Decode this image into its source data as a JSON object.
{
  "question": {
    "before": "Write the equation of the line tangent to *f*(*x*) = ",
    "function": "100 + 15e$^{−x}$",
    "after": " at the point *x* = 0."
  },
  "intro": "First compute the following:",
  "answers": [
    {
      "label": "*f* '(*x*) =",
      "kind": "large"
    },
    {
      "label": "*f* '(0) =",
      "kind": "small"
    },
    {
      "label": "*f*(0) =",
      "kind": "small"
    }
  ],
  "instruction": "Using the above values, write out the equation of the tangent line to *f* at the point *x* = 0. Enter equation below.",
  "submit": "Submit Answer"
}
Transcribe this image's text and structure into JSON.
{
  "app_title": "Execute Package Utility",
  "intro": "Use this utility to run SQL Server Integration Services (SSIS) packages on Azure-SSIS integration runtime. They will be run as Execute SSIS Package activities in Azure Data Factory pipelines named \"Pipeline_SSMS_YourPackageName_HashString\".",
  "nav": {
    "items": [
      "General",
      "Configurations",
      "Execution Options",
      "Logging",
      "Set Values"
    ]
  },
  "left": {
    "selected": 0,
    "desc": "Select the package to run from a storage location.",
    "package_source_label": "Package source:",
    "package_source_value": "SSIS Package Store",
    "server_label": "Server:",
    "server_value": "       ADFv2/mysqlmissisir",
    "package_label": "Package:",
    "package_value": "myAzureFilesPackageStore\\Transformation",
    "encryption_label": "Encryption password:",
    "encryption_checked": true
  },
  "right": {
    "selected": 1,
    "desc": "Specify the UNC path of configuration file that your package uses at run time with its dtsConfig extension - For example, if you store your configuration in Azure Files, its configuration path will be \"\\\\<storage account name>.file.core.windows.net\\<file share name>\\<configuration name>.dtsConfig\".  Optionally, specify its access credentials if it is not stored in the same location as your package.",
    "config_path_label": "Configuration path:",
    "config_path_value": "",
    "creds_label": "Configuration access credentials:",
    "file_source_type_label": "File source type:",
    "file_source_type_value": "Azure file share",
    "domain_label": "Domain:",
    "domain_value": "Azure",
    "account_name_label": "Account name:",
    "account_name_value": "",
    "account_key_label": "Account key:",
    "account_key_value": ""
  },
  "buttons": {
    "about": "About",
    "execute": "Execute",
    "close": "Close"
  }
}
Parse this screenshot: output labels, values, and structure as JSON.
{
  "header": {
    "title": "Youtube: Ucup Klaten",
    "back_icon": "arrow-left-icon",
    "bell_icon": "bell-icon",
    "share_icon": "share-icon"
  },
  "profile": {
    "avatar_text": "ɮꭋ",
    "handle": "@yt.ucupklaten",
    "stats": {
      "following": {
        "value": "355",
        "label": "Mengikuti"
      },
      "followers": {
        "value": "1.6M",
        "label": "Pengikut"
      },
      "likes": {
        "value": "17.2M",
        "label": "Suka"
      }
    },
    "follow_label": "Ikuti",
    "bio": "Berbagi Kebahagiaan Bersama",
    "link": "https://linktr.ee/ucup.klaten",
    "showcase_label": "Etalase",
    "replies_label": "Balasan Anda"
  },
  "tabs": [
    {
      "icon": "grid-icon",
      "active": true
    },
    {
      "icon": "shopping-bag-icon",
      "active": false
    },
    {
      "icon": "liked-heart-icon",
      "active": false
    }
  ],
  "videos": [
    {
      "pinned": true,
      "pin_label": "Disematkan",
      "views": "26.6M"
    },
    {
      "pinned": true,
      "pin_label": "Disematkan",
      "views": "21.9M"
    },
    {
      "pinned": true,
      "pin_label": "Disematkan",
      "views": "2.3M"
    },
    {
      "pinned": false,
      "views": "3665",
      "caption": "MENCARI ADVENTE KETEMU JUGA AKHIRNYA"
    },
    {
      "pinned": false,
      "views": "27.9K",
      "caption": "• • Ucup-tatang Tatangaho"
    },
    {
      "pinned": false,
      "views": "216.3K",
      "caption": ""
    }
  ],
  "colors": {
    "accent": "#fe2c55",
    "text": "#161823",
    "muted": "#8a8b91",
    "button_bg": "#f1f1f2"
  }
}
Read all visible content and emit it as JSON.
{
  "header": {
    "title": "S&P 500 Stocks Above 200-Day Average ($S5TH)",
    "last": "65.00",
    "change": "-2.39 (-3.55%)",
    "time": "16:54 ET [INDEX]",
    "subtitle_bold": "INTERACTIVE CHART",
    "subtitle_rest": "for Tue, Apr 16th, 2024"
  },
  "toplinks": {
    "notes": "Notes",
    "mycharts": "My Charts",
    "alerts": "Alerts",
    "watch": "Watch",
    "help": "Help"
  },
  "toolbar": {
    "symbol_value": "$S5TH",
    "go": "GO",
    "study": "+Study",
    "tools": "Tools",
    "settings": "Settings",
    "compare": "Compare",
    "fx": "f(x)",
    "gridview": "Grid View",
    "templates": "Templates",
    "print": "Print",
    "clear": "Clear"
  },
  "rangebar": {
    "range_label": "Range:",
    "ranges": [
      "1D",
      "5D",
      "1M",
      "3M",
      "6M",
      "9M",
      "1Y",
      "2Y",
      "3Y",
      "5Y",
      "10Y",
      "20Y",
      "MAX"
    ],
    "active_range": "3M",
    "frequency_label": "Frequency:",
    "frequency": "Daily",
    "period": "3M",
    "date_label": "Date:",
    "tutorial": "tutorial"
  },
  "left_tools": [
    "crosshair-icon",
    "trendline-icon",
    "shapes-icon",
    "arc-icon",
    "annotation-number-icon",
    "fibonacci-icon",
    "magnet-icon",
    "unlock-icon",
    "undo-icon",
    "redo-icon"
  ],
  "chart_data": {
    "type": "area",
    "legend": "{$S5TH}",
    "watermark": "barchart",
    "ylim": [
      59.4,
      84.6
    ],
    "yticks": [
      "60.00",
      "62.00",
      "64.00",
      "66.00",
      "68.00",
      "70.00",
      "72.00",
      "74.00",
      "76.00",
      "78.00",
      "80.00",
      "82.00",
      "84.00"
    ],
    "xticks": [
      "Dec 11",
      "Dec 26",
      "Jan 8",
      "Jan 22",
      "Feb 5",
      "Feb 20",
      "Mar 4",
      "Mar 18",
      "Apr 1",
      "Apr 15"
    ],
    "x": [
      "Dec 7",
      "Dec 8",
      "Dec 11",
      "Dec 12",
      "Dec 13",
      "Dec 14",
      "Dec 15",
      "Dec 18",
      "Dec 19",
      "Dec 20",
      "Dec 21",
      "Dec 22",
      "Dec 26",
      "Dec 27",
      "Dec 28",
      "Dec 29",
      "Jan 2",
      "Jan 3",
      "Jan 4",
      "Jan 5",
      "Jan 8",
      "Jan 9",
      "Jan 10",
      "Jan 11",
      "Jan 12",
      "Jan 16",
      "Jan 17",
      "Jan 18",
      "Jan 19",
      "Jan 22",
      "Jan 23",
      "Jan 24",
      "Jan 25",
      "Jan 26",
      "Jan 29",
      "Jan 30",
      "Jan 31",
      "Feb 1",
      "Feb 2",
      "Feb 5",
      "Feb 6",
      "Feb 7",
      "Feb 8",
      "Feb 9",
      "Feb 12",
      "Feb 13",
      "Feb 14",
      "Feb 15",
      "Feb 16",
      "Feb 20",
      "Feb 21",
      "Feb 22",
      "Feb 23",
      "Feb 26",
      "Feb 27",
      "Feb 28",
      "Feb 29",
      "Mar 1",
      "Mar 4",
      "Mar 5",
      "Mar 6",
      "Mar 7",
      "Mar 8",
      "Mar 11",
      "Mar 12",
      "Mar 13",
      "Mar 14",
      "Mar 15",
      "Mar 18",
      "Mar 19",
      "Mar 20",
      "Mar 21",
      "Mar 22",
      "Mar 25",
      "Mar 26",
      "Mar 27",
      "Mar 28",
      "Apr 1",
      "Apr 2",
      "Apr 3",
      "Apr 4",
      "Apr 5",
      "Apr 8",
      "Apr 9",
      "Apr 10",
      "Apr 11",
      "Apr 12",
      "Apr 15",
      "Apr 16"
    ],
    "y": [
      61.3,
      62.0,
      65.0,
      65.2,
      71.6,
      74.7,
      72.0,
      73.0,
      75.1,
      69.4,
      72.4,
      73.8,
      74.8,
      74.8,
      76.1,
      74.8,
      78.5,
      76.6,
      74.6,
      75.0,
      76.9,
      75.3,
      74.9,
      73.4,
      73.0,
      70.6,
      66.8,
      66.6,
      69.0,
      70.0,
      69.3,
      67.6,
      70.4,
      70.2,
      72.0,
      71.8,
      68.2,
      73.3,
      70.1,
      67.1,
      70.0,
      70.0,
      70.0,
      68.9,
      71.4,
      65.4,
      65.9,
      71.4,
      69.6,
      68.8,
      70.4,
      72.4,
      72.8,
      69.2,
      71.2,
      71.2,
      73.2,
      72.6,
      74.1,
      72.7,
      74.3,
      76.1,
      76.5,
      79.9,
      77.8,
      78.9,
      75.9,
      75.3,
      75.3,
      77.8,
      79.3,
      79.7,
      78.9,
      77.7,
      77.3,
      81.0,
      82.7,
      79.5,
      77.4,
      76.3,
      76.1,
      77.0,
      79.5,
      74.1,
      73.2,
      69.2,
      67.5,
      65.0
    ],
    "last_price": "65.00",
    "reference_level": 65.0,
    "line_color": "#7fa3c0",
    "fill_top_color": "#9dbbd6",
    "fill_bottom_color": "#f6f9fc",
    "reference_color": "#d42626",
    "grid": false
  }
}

========================================================================

Filter the entries down to the lines with the word "into" in them.

Decode this image into its source data as a JSON object.
Transcribe this image's text and structure into JSON.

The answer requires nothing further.